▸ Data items
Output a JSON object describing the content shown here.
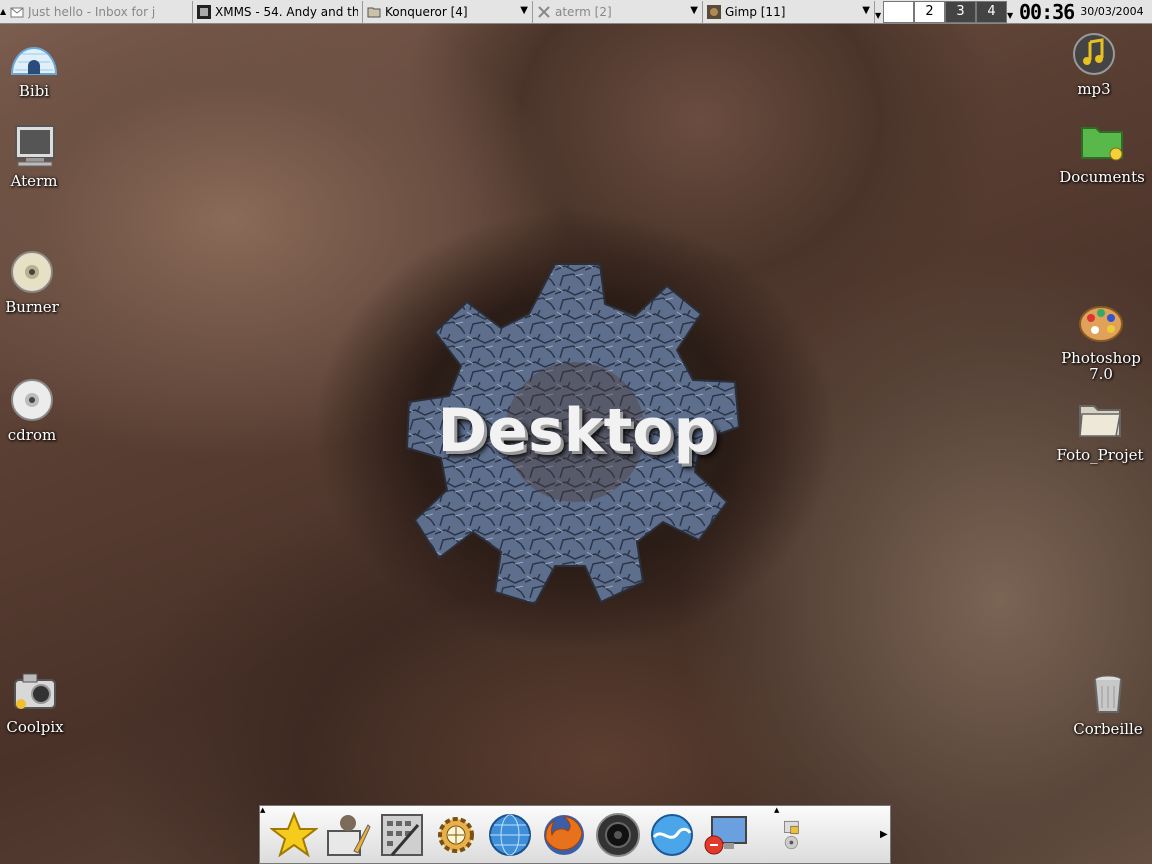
{
  "taskbar": {
    "tasks": [
      {
        "label": "Just hello - Inbox for j",
        "icon": "mail-icon",
        "active": false
      },
      {
        "label": "XMMS - 54. Andy and th",
        "icon": "xmms-icon",
        "active": true
      },
      {
        "label": "Konqueror [4]",
        "icon": "folder-icon",
        "active": true
      },
      {
        "label": "aterm [2]",
        "icon": "x-icon",
        "active": false
      },
      {
        "label": "Gimp [11]",
        "icon": "gimp-icon",
        "active": true
      }
    ],
    "desktops": [
      "",
      "2",
      "3",
      "4"
    ],
    "clock": "00:36",
    "date": "30/03/2004"
  },
  "desktop": {
    "title": "Desktop",
    "left_icons": [
      {
        "label": "Bibi",
        "icon": "igloo-home-icon"
      },
      {
        "label": "Aterm",
        "icon": "terminal-icon"
      },
      {
        "label": "Burner",
        "icon": "cd-burner-icon"
      },
      {
        "label": "cdrom",
        "icon": "cdrom-icon"
      },
      {
        "label": "Coolpix",
        "icon": "camera-icon"
      }
    ],
    "right_icons": [
      {
        "label": "mp3",
        "icon": "music-note-icon"
      },
      {
        "label": "Documents",
        "icon": "green-folder-icon"
      },
      {
        "label": "Photoshop 7.0",
        "icon": "palette-icon"
      },
      {
        "label": "Foto_Projet",
        "icon": "folder-icon"
      },
      {
        "label": "Corbeille",
        "icon": "trash-icon"
      }
    ]
  },
  "dock": {
    "apps": [
      {
        "icon": "star-icon"
      },
      {
        "icon": "editor-icon"
      },
      {
        "icon": "calculator-icon"
      },
      {
        "icon": "web-gear-icon"
      },
      {
        "icon": "blue-globe-icon"
      },
      {
        "icon": "firefox-icon"
      },
      {
        "icon": "speaker-icon"
      },
      {
        "icon": "wave-icon"
      },
      {
        "icon": "monitor-icon"
      },
      {
        "icon": "tray-icon"
      }
    ]
  },
  "colors": {
    "accent_blue": "#5b7fb0",
    "rock": "#6e5244"
  }
}
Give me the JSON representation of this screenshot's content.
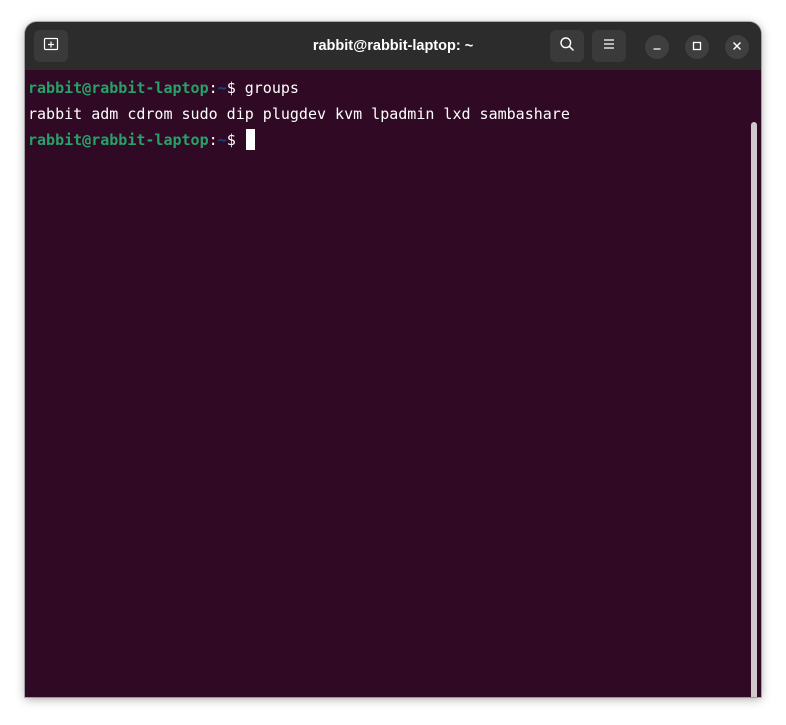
{
  "window": {
    "title": "rabbit@rabbit-laptop: ~"
  },
  "header": {
    "new_tab_icon": "new-tab-icon",
    "search_icon": "search-icon",
    "menu_icon": "hamburger-menu-icon",
    "minimize_icon": "minimize-icon",
    "maximize_icon": "maximize-icon",
    "close_icon": "close-icon"
  },
  "terminal": {
    "lines": [
      {
        "user_host": "rabbit@rabbit-laptop",
        "separator": ":",
        "path": "~",
        "prompt": "$ ",
        "command": "groups"
      },
      {
        "output": "rabbit adm cdrom sudo dip plugdev kvm lpadmin lxd sambashare"
      },
      {
        "user_host": "rabbit@rabbit-laptop",
        "separator": ":",
        "path": "~",
        "prompt": "$ ",
        "command": ""
      }
    ]
  },
  "colors": {
    "background": "#300a24",
    "titlebar": "#2c2c2c",
    "user_host": "#26a269",
    "path": "#12488b",
    "text": "#ffffff"
  }
}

▸ Exercise goal
Say how many lines in the records contain the string "content", and say nothing else.

▸ Response below
2